>>>>

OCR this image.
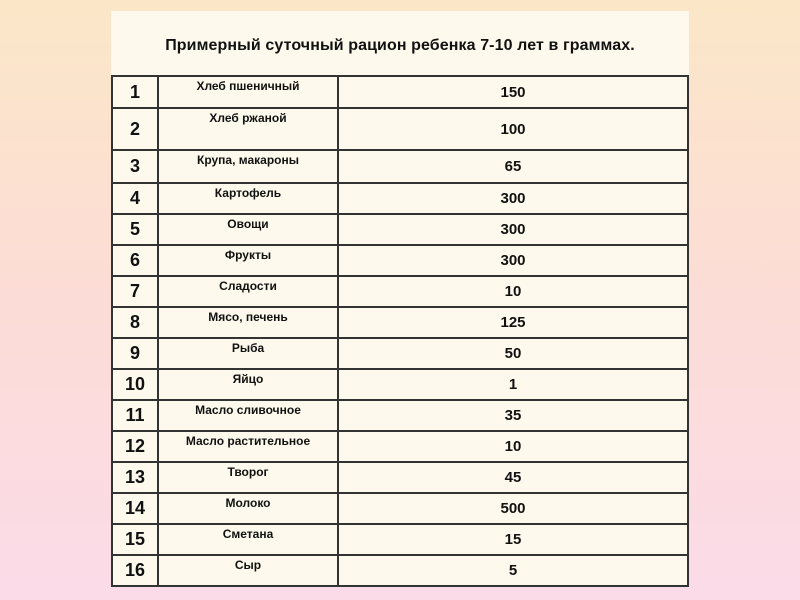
Примерный суточный рацион ребенка 7-10 лет в граммах.
1	Хлеб пшеничный	150
2	Хлеб ржаной	100
3	Крупа, макароны	65
4	Картофель	300
5	Овощи	300
6	Фрукты	300
7	Сладости	10
8	Мясо, печень	125
9	Рыба	50
10	Яйцо	1
11	Масло сливочное	35
12	Масло растительное	10
13	Творог	45
14	Молоко	500
15	Сметана	15
16	Сыр	5
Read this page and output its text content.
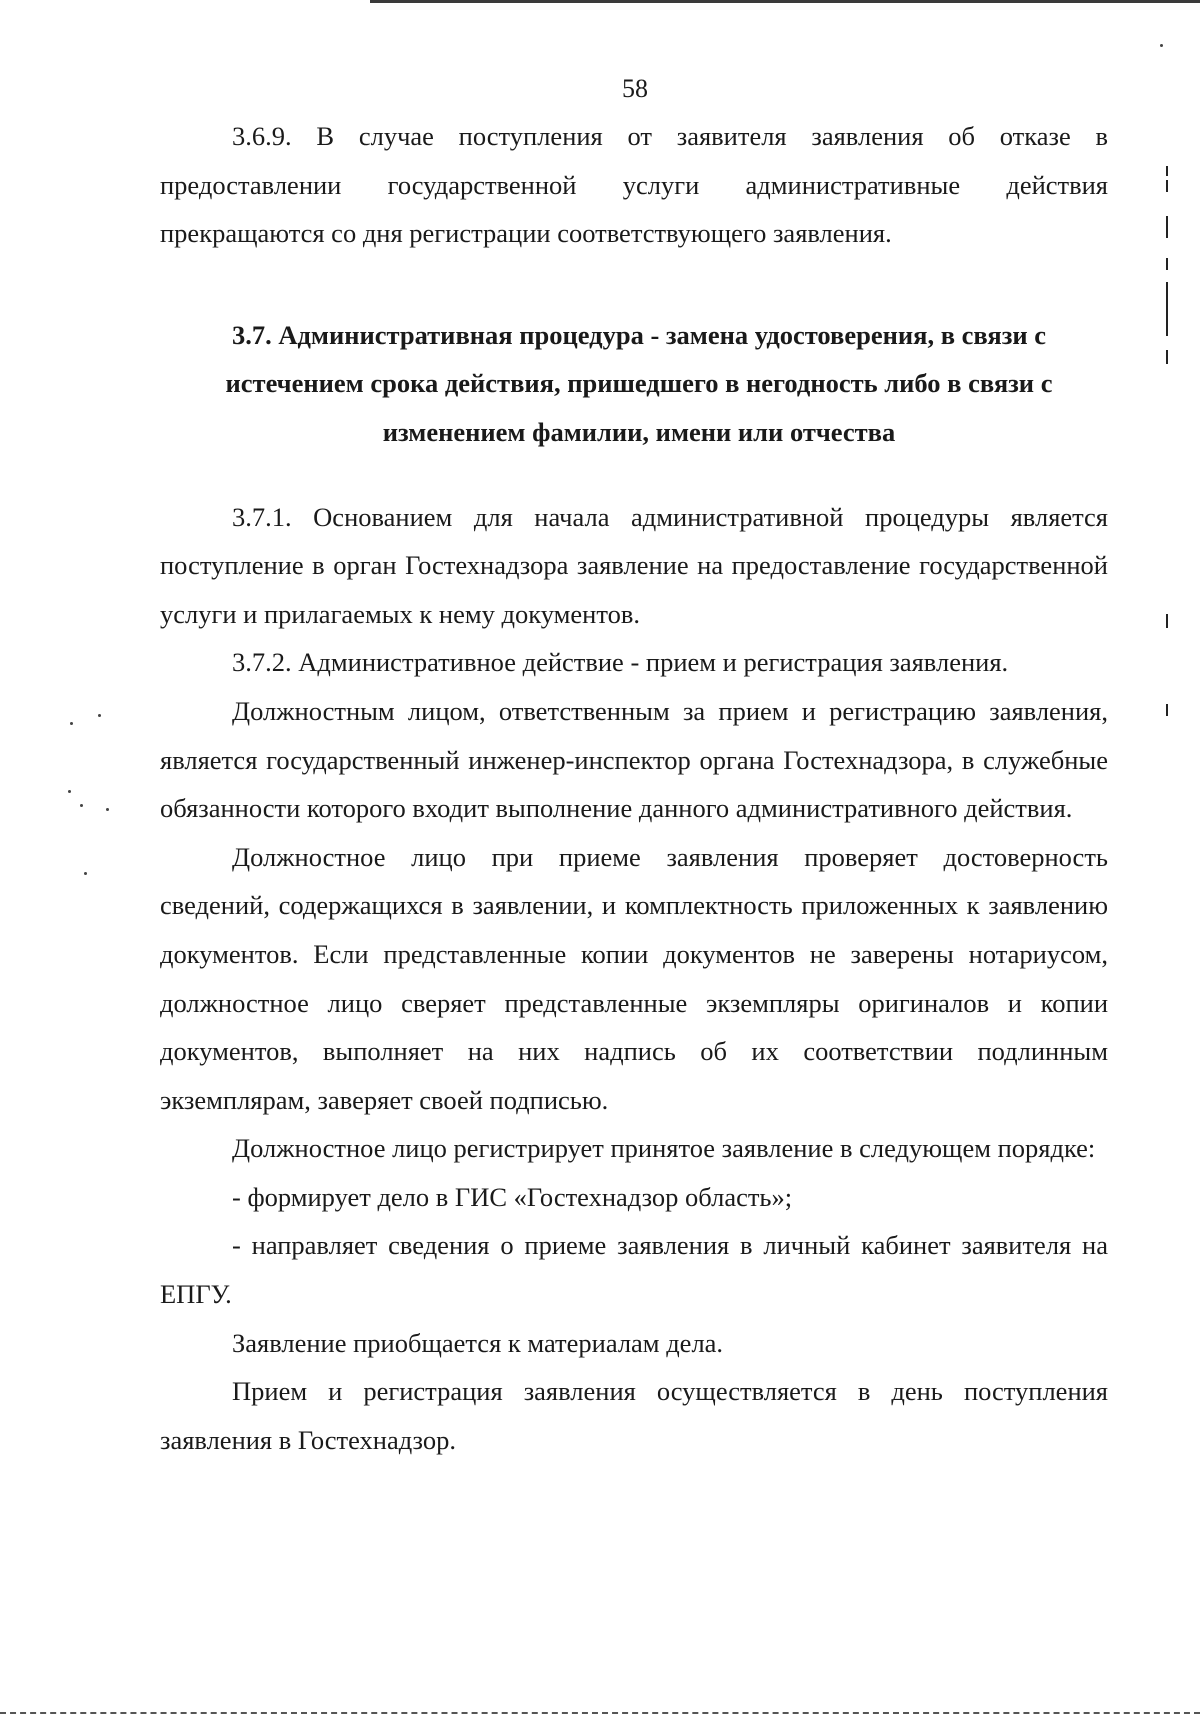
58

3.6.9. В случае поступления от заявителя заявления об отказе в предоставлении государственной услуги административные действия прекращаются со дня регистрации соответствующего заявления.

3.7. Административная процедура - замена удостоверения, в связи с истечением срока действия, пришедшего в негодность либо в связи с изменением фамилии, имени или отчества

3.7.1. Основанием для начала административной процедуры является поступление в орган Гостехнадзора заявление на предоставление государственной услуги и прилагаемых к нему документов.

3.7.2. Административное действие - прием и регистрация заявления.

Должностным лицом, ответственным за прием и регистрацию заявления, является государственный инженер-инспектор органа Гостехнадзора, в служебные обязанности которого входит выполнение данного административного действия.

Должностное лицо при приеме заявления проверяет достоверность сведений, содержащихся в заявлении, и комплектность приложенных к заявлению документов. Если представленные копии документов не заверены нотариусом, должностное лицо сверяет представленные экземпляры оригиналов и копии документов, выполняет на них надпись об их соответствии подлинным экземплярам, заверяет своей подписью.

Должностное лицо регистрирует принятое заявление в следующем порядке:

- формирует дело в ГИС «Гостехнадзор область»;

- направляет сведения о приеме заявления в личный кабинет заявителя на ЕПГУ.

Заявление приобщается к материалам дела.

Прием и регистрация заявления осуществляется в день поступления заявления в Гостехнадзор.
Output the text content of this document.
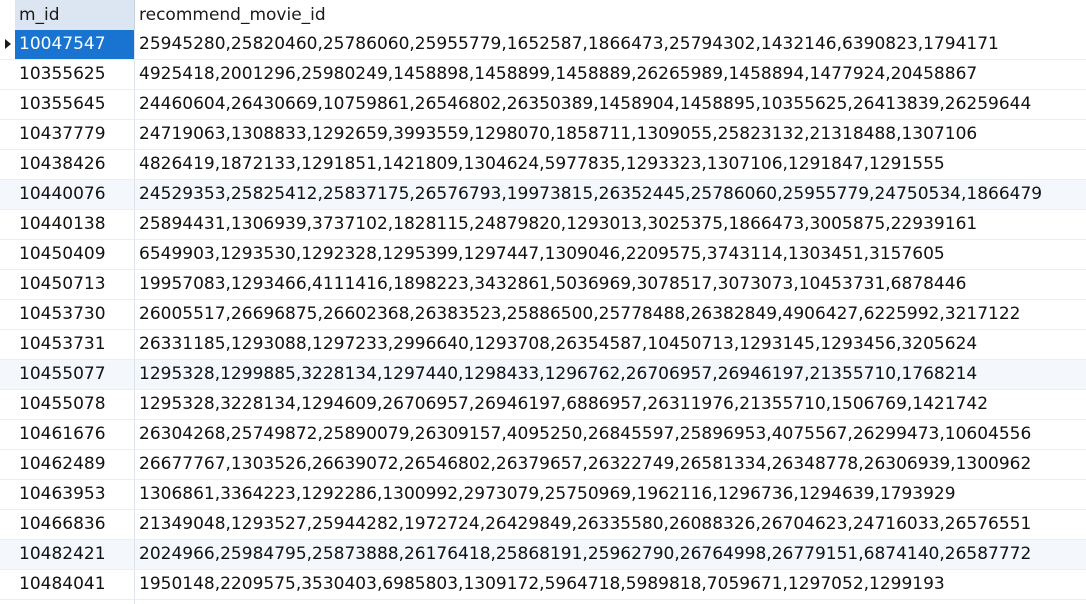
m_id	recommend_movie_id
10047547	25945280,25820460,25786060,25955779,1652587,1866473,25794302,1432146,6390823,1794171
10355625	4925418,2001296,25980249,1458898,1458899,1458889,26265989,1458894,1477924,20458867
10355645	24460604,26430669,10759861,26546802,26350389,1458904,1458895,10355625,26413839,26259644
10437779	24719063,1308833,1292659,3993559,1298070,1858711,1309055,25823132,21318488,1307106
10438426	4826419,1872133,1291851,1421809,1304624,5977835,1293323,1307106,1291847,1291555
10440076	24529353,25825412,25837175,26576793,19973815,26352445,25786060,25955779,24750534,1866479
10440138	25894431,1306939,3737102,1828115,24879820,1293013,3025375,1866473,3005875,22939161
10450409	6549903,1293530,1292328,1295399,1297447,1309046,2209575,3743114,1303451,3157605
10450713	19957083,1293466,4111416,1898223,3432861,5036969,3078517,3073073,10453731,6878446
10453730	26005517,26696875,26602368,26383523,25886500,25778488,26382849,4906427,6225992,3217122
10453731	26331185,1293088,1297233,2996640,1293708,26354587,10450713,1293145,1293456,3205624
10455077	1295328,1299885,3228134,1297440,1298433,1296762,26706957,26946197,21355710,1768214
10455078	1295328,3228134,1294609,26706957,26946197,6886957,26311976,21355710,1506769,1421742
10461676	26304268,25749872,25890079,26309157,4095250,26845597,25896953,4075567,26299473,10604556
10462489	26677767,1303526,26639072,26546802,26379657,26322749,26581334,26348778,26306939,1300962
10463953	1306861,3364223,1292286,1300992,2973079,25750969,1962116,1296736,1294639,1793929
10466836	21349048,1293527,25944282,1972724,26429849,26335580,26088326,26704623,24716033,26576551
10482421	2024966,25984795,25873888,26176418,25868191,25962790,26764998,26779151,6874140,26587772
10484041	1950148,2209575,3530403,6985803,1309172,5964718,5989818,7059671,1297052,1299193
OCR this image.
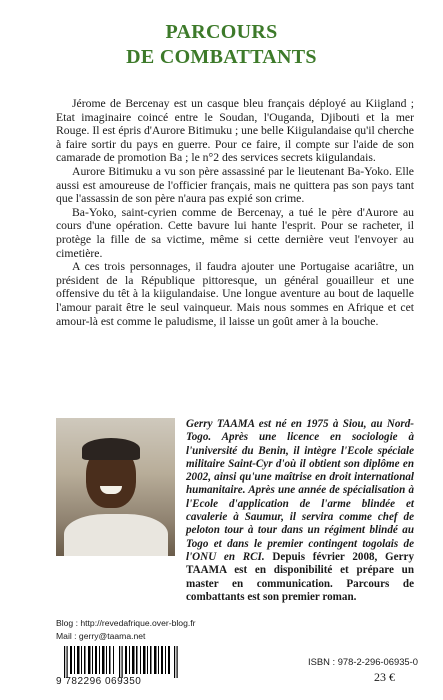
PARCOURS
DE COMBATTANTS

Jérome de Bercenay est un casque bleu français déployé au Kiigland ; Etat imaginaire coincé entre le Soudan, l'Ouganda, Djibouti et la mer Rouge. Il est épris d'Aurore Bitimuku ; une belle Kiigulandaise qu'il cherche à faire sortir du pays en guerre. Pour ce faire, il compte sur l'aide de son camarade de promotion Ba ; le n°2 des services secrets kiigulandais.

Aurore Bitimuku a vu son père assassiné par le lieutenant Ba-Yoko. Elle aussi est amoureuse de l'officier français, mais ne quittera pas son pays tant que l'assassin de son père n'aura pas expié son crime.

Ba-Yoko, saint-cyrien comme de Bercenay, a tué le père d'Aurore au cours d'une opération. Cette bavure lui hante l'esprit. Pour se racheter, il protège la fille de sa victime, même si cette dernière veut l'envoyer au cimetière.

A ces trois personnages, il faudra ajouter une Portugaise acariâtre, un président de la République pittoresque, un général gouailleur et une offensive du têt à la kiigulandaise. Une longue aventure au bout de laquelle l'amour parait être le seul vainqueur. Mais nous sommes en Afrique et cet amour-là est comme le paludisme, il laisse un goût amer à la bouche.

Gerry TAAMA est né en 1975 à Siou, au Nord-Togo. Après une licence en sociologie à l'université du Benin, il intègre l'Ecole spéciale militaire Saint-Cyr d'où il obtient son diplôme en 2002, ainsi qu'une maîtrise en droit international humanitaire. Après une année de spécialisation à l'Ecole d'application de l'arme blindée et cavalerie à Saumur, il servira comme chef de peloton tour à tour dans un régiment blindé au Togo et dans le premier contingent togolais de l'ONU en RCI. Depuis février 2008, Gerry TAAMA est en disponibilité et prépare un master en communication. Parcours de combattants est son premier roman.
Blog : http://revedafrique.over-blog.fr
Mail : gerry@taama.net
9 782296 069350
ISBN : 978-2-296-06935-0
23 €
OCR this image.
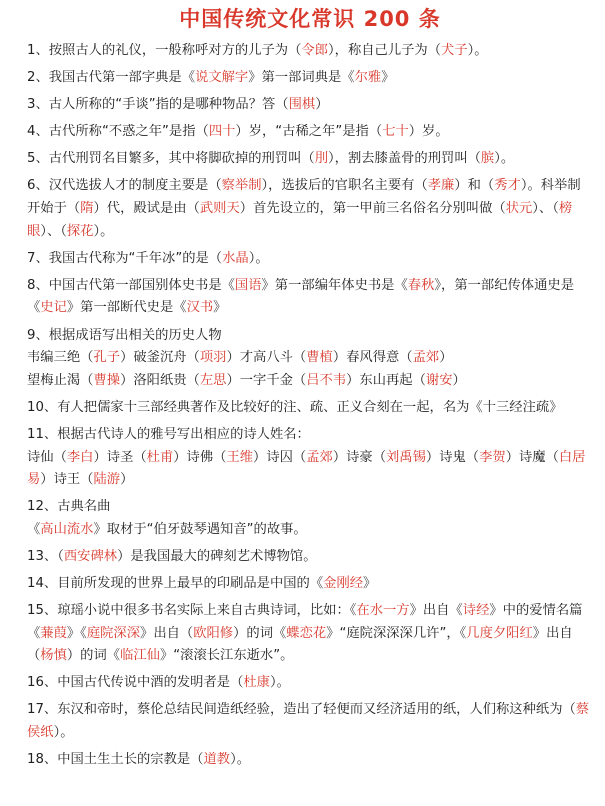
中国传统文化常识 200 条

1、按照古人的礼仪，一般称呼对方的儿子为（令郎），称自己儿子为（犬子）。

2、我国古代第一部字典是《说文解字》第一部词典是《尔雅》

3、古人所称的“手谈”指的是哪种物品？答（围棋）

4、古代所称“不惑之年”是指（四十）岁，“古稀之年”是指（七十）岁。

5、古代刑罚名目繁多，其中将脚砍掉的刑罚叫（刖），割去膝盖骨的刑罚叫（膑）。

6、汉代选拔人才的制度主要是（察举制），选拔后的官职名主要有（孝廉）和（秀才）。科举制开始于（隋）代，殿试是由（武则天）首先设立的，第一甲前三名俗名分别叫做（状元）、（榜眼）、（探花）。

7、我国古代称为“千年冰”的是（水晶）。

8、中国古代第一部国别体史书是《国语》第一部编年体史书是《春秋》，第一部纪传体通史是《史记》第一部断代史是《汉书》

9、根据成语写出相关的历史人物

韦编三绝（孔子）破釜沉舟（项羽）才高八斗（曹植）春风得意（孟郊）

望梅止渴（曹操）洛阳纸贵（左思）一字千金（吕不韦）东山再起（谢安）

10、有人把儒家十三部经典著作及比较好的注、疏、正义合刻在一起，名为《十三经注疏》

11、根据古代诗人的雅号写出相应的诗人姓名：

诗仙（李白）诗圣（杜甫）诗佛（王维）诗囚（孟郊）诗豪（刘禹锡）诗鬼（李贺）诗魔（白居易）诗王（陆游）

12、古典名曲

《高山流水》取材于“伯牙鼓琴遇知音”的故事。

13、（西安碑林）是我国最大的碑刻艺术博物馆。

14、目前所发现的世界上最早的印刷品是中国的《金刚经》

15、琼瑶小说中很多书名实际上来自古典诗词，比如：《在水一方》出自《诗经》中的爱情名篇《蒹葭》《庭院深深》出自（欧阳修）的词《蝶恋花》“庭院深深深几许”，《几度夕阳红》出自（杨慎）的词《临江仙》“滚滚长江东逝水”。

16、中国古代传说中酒的发明者是（杜康）。

17、东汉和帝时，蔡伦总结民间造纸经验，造出了轻便而又经济适用的纸，人们称这种纸为（蔡侯纸）。

18、中国土生土长的宗教是（道教）。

<<<<

--- EXERCISE DETAILS ---
Check each line of the entries above for the word "père". List the ones that have it.

--- SOLUTION ---
Aurore Bitimuku a vu son père assassiné par le lieutenant Ba-Yoko. Elle aussi est amoureuse de l'officier français, mais ne quittera pas son pays tant que l'assassin de son père n'aura pas expié son crime.
Ba-Yoko, saint-cyrien comme de Bercenay, a tué le père d'Aurore au cours d'une opération. Cette bavure lui hante l'esprit. Pour se racheter, il protège la fille de sa victime, même si cette dernière veut l'envoyer au cimetière.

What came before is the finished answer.